• _Material supplied_
········
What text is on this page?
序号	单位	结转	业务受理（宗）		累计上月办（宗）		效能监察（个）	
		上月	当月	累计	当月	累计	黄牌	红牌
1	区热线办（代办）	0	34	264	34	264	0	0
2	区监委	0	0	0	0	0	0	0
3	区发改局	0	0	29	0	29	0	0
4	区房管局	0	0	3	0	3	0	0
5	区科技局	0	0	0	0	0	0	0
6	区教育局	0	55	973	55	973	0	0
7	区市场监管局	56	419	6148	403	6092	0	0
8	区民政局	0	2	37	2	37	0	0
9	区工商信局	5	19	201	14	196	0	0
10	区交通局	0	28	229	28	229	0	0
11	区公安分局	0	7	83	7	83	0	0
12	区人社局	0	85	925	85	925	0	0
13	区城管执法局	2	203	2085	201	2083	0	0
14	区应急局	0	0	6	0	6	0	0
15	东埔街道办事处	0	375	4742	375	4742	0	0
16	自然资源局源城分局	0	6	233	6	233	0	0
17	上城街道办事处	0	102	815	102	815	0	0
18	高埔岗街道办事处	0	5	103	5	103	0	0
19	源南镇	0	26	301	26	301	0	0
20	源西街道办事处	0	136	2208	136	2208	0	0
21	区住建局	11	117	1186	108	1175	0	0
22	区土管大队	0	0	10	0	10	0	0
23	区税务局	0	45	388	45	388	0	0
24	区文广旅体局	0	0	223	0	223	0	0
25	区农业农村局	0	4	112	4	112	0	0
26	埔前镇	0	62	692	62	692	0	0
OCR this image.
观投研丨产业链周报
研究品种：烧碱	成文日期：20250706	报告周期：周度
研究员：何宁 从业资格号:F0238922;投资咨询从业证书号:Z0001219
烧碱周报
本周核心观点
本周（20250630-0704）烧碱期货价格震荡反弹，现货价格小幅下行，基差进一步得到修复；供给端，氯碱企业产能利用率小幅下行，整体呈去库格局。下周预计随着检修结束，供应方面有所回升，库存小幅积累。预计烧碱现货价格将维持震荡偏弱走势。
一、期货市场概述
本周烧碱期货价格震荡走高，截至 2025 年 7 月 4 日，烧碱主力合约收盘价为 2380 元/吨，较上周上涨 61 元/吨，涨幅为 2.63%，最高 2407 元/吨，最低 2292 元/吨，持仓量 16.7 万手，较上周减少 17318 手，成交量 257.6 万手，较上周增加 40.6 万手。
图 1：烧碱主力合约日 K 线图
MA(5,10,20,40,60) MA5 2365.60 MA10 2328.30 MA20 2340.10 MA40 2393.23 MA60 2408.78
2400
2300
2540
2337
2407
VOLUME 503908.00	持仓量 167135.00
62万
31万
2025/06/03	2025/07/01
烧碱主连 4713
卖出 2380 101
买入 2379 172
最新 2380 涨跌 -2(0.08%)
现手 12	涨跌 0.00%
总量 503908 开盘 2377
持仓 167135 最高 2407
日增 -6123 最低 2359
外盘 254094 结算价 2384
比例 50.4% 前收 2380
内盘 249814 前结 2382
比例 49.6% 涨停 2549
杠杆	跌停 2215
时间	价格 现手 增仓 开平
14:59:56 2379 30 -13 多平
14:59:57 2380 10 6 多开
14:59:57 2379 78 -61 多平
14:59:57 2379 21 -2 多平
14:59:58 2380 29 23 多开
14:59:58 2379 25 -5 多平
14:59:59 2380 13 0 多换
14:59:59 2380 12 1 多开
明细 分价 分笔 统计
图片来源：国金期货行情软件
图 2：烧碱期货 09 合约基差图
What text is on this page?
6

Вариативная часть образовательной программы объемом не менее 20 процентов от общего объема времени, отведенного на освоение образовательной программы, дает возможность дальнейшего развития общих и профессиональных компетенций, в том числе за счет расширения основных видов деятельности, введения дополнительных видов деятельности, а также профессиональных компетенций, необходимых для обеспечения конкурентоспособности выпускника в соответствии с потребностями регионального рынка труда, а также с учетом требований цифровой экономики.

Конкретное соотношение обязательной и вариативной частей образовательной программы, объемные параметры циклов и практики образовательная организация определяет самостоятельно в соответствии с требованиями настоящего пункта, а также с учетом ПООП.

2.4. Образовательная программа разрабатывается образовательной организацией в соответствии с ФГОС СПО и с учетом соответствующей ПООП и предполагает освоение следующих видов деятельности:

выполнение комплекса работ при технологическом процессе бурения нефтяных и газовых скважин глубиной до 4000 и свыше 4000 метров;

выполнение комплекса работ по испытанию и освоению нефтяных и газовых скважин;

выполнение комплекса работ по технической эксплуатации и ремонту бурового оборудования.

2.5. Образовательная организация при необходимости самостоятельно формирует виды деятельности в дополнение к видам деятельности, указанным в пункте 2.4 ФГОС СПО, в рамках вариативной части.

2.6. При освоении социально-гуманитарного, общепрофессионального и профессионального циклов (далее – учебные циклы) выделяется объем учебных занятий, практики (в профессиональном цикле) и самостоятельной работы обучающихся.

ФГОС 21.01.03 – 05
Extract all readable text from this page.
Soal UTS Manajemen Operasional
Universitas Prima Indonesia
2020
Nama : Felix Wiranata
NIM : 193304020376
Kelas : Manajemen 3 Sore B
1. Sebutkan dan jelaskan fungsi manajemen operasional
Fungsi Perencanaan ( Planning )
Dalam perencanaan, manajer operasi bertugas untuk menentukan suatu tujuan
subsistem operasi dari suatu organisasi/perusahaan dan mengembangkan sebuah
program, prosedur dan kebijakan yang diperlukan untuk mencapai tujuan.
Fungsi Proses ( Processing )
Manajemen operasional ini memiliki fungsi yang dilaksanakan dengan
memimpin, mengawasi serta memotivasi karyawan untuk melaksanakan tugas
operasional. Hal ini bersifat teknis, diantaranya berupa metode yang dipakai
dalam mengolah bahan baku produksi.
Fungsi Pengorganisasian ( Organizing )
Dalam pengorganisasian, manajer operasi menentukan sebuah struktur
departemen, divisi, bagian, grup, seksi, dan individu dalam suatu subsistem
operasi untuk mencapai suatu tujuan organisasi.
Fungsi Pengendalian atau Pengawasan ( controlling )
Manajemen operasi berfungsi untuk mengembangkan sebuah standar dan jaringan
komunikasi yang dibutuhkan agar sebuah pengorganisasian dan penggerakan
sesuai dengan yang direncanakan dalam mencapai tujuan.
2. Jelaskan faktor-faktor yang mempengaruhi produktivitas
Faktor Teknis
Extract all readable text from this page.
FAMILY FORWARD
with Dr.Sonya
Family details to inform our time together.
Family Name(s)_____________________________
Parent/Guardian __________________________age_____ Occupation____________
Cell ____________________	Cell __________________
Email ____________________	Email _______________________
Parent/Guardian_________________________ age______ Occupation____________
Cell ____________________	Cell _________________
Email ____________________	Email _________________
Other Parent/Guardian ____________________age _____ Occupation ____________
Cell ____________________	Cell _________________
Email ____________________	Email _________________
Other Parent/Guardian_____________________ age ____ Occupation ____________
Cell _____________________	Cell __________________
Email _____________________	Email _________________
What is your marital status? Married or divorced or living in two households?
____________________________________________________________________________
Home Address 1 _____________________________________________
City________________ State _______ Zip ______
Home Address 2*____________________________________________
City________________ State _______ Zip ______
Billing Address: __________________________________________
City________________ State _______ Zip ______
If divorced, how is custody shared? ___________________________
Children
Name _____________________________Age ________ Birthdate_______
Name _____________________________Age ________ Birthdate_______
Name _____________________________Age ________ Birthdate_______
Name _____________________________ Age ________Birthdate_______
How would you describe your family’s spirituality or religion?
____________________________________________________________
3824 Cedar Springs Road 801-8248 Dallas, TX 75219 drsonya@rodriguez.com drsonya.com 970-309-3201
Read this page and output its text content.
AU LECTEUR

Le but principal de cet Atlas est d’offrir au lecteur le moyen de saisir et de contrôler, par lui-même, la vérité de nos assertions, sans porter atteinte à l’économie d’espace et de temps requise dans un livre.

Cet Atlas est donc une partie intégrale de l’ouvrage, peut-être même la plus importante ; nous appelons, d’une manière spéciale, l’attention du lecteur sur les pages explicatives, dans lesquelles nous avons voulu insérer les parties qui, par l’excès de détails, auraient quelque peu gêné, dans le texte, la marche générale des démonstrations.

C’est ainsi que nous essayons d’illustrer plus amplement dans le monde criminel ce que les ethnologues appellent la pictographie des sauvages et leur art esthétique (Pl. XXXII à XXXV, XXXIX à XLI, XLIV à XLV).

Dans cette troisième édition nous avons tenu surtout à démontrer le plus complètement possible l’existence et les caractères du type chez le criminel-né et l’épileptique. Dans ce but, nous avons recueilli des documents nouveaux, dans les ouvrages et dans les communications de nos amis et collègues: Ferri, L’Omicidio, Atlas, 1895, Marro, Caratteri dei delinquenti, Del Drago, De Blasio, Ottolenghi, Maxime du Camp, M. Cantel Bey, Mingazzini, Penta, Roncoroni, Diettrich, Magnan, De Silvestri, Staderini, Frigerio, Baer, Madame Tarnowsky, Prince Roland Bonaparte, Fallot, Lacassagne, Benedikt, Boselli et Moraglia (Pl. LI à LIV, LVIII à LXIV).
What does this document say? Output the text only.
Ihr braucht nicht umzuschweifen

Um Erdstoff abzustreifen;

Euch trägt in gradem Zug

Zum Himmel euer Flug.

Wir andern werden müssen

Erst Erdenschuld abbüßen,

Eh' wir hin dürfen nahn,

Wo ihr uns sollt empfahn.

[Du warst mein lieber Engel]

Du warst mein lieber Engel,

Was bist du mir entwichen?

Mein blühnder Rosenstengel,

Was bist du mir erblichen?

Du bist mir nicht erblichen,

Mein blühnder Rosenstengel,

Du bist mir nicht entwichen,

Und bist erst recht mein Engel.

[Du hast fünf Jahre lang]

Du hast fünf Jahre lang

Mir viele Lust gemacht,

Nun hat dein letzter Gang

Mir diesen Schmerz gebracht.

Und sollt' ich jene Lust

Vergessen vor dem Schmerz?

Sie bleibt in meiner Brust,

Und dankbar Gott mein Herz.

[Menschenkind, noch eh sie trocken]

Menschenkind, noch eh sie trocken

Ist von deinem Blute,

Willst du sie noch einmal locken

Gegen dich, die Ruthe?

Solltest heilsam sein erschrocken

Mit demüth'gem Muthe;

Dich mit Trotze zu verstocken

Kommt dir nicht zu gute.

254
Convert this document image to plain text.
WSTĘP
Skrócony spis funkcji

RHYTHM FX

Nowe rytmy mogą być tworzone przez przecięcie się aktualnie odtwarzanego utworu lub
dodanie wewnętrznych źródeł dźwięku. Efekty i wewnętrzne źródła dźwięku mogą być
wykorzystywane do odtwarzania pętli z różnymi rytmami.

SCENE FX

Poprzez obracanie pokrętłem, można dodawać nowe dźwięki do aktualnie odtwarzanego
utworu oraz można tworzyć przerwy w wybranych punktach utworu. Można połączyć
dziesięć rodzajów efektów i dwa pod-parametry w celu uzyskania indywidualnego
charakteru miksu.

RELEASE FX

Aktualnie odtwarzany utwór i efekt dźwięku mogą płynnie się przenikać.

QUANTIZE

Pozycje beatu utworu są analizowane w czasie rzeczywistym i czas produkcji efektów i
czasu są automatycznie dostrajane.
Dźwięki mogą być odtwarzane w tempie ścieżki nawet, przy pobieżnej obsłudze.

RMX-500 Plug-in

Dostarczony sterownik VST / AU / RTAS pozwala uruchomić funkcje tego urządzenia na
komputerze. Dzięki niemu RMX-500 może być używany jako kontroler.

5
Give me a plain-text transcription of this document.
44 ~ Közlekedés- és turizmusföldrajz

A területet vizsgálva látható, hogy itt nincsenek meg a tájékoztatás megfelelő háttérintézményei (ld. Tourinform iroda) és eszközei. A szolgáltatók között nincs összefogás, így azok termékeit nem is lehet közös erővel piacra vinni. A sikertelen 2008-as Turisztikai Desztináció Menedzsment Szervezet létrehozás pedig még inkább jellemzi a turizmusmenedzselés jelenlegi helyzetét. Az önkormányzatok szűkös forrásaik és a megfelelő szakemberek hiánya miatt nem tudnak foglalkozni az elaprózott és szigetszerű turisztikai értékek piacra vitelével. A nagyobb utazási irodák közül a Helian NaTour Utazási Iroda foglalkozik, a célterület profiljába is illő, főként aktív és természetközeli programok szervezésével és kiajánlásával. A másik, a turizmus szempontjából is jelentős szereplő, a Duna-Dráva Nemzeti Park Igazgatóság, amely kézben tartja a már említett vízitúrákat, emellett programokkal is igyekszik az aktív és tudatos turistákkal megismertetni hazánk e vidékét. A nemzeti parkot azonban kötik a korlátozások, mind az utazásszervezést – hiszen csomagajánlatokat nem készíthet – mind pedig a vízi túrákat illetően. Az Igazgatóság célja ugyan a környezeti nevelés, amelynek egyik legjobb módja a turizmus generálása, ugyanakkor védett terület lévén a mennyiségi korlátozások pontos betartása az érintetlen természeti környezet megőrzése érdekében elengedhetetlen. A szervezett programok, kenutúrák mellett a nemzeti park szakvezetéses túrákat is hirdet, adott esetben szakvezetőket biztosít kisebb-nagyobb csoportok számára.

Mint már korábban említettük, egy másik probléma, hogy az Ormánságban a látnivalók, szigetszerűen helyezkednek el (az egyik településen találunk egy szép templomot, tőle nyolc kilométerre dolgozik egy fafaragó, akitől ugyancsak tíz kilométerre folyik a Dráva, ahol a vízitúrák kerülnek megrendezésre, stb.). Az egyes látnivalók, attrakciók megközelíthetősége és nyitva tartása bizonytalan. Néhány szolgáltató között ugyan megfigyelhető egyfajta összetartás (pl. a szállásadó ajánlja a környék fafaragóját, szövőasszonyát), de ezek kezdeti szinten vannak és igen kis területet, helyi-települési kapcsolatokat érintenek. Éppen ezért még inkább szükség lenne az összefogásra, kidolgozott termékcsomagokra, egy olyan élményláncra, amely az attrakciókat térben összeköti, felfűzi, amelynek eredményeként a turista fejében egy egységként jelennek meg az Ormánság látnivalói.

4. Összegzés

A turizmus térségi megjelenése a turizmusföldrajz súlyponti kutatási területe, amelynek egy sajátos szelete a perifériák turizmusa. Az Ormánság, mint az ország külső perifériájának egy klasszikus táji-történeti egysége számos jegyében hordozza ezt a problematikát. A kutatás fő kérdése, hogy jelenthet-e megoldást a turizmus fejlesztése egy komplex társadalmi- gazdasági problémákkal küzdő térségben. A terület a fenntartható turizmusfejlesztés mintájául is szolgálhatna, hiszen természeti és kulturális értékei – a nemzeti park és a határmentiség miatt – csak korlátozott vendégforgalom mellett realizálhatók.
········
• _Task description_
Extract every line that has the string "trocken" in it.

• _Result_
[Menschenkind, noch eh sie trocken]
Menschenkind, noch eh sie trocken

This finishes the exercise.